- Work to be completed
Write out the full listing again, exactly as it stands.

....................

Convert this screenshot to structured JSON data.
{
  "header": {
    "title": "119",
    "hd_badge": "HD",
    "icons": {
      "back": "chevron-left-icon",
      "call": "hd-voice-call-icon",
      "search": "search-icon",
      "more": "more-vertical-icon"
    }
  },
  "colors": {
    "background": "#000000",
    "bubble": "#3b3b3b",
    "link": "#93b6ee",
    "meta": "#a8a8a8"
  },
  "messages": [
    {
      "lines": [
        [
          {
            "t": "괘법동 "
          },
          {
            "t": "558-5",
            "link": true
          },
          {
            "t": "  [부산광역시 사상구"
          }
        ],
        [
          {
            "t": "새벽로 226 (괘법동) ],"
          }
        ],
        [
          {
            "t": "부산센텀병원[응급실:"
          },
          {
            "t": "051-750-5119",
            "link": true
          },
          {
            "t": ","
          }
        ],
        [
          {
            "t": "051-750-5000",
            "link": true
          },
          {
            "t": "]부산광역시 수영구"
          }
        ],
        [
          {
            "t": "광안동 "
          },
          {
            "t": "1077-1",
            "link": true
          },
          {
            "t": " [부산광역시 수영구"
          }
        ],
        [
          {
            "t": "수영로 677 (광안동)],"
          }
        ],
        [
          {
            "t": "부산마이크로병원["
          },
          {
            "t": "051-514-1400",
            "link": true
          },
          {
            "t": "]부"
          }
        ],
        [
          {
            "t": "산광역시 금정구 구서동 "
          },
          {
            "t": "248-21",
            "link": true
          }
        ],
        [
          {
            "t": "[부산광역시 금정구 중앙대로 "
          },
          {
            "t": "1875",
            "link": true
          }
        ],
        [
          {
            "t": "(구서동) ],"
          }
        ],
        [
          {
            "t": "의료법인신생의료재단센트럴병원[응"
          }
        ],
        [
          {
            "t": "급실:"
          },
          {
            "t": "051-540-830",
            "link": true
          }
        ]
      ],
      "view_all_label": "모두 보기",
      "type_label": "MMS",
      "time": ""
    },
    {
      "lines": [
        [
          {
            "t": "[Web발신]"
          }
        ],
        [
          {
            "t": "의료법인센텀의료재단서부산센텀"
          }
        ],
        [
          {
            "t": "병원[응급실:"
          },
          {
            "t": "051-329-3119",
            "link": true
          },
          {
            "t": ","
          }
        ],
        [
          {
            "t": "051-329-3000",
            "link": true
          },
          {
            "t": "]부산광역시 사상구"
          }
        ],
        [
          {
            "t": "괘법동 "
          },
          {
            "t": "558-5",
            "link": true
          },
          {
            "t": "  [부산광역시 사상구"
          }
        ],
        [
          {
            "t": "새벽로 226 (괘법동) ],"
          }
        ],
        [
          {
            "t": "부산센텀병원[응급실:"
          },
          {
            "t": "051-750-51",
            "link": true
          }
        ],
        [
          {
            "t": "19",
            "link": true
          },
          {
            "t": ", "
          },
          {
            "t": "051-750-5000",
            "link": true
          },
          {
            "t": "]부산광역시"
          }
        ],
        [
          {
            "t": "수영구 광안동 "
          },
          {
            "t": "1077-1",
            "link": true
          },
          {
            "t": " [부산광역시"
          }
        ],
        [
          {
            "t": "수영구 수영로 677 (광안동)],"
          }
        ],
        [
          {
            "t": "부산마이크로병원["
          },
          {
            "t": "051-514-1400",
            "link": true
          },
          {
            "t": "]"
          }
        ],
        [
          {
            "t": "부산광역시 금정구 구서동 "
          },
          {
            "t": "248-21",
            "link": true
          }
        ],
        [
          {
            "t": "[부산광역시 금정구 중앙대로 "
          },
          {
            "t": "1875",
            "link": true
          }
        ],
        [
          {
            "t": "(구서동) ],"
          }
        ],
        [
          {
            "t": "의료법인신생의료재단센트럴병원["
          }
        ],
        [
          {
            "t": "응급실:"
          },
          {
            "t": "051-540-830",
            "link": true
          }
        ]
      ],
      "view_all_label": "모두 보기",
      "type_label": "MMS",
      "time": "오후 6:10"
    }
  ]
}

....................

- In response
Convert this screenshot to structured JSON data.
{
  "header": {
    "title": "119",
    "hd_badge": "HD",
    "icons": {
      "back": "chevron-left-icon",
      "call": "hd-voice-call-icon",
      "search": "search-icon",
      "more": "more-vertical-icon"
    }
  },
  "colors": {
    "background": "#000000",
    "bubble": "#3b3b3b",
    "link": "#93b6ee",
    "meta": "#a8a8a8"
  },
  "messages": [
    {
      "lines": [
        [
          {
            "t": "괘법동 "
          },
          {
            "t": "558-5",
            "link": true
          },
          {
            "t": "  [부산광역시 사상구"
          }
        ],
        [
          {
            "t": "새벽로 226 (괘법동) ],"
          }
        ],
        [
          {
            "t": "부산센텀병원[응급실:"
          },
          {
            "t": "051-750-5119",
            "link": true
          },
          {
            "t": ","
          }
        ],
        [
          {
            "t": "051-750-5000",
            "link": true
          },
          {
            "t": "]부산광역시 수영구"
          }
        ],
        [
          {
            "t": "광안동 "
          },
          {
            "t": "1077-1",
            "link": true
          },
          {
            "t": " [부산광역시 수영구"
          }
        ],
        [
          {
            "t": "수영로 677 (광안동)],"
          }
        ],
        [
          {
            "t": "부산마이크로병원["
          },
          {
            "t": "051-514-1400",
            "link": true
          },
          {
            "t": "]부"
          }
        ],
        [
          {
            "t": "산광역시 금정구 구서동 "
          },
          {
            "t": "248-21",
            "link": true
          }
        ],
        [
          {
            "t": "[부산광역시 금정구 중앙대로 "
          },
          {
            "t": "1875",
            "link": true
          }
        ],
        [
          {
            "t": "(구서동) ],"
          }
        ],
        [
          {
            "t": "의료법인신생의료재단센트럴병원[응"
          }
        ],
        [
          {
            "t": "급실:"
          },
          {
            "t": "051-540-830",
            "link": true
          }
        ]
      ],
      "view_all_label": "모두 보기",
      "type_label": "MMS",
      "time": ""
    },
    {
      "lines": [
        [
          {
            "t": "[Web발신]"
          }
        ],
        [
          {
            "t": "의료법인센텀의료재단서부산센텀"
          }
        ],
        [
          {
            "t": "병원[응급실:"
          },
          {
            "t": "051-329-3119",
            "link": true
          },
          {
            "t": ","
          }
        ],
        [
          {
            "t": "051-329-3000",
            "link": true
          },
          {
            "t": "]부산광역시 사상구"
          }
        ],
        [
          {
            "t": "괘법동 "
          },
          {
            "t": "558-5",
            "link": true
          },
          {
            "t": "  [부산광역시 사상구"
          }
        ],
        [
          {
            "t": "새벽로 226 (괘법동) ],"
          }
        ],
        [
          {
            "t": "부산센텀병원[응급실:"
          },
          {
            "t": "051-750-51",
            "link": true
          }
        ],
        [
          {
            "t": "19",
            "link": true
          },
          {
            "t": ", "
          },
          {
            "t": "051-750-5000",
            "link": true
          },
          {
            "t": "]부산광역시"
          }
        ],
        [
          {
            "t": "수영구 광안동 "
          },
          {
            "t": "1077-1",
            "link": true
          },
          {
            "t": " [부산광역시"
          }
        ],
        [
          {
            "t": "수영구 수영로 677 (광안동)],"
          }
        ],
        [
          {
            "t": "부산마이크로병원["
          },
          {
            "t": "051-514-1400",
            "link": true
          },
          {
            "t": "]"
          }
        ],
        [
          {
            "t": "부산광역시 금정구 구서동 "
          },
          {
            "t": "248-21",
            "link": true
          }
        ],
        [
          {
            "t": "[부산광역시 금정구 중앙대로 "
          },
          {
            "t": "1875",
            "link": true
          }
        ],
        [
          {
            "t": "(구서동) ],"
          }
        ],
        [
          {
            "t": "의료법인신생의료재단센트럴병원["
          }
        ],
        [
          {
            "t": "응급실:"
          },
          {
            "t": "051-540-830",
            "link": true
          }
        ]
      ],
      "view_all_label": "모두 보기",
      "type_label": "MMS",
      "time": "오후 6:10"
    }
  ]
}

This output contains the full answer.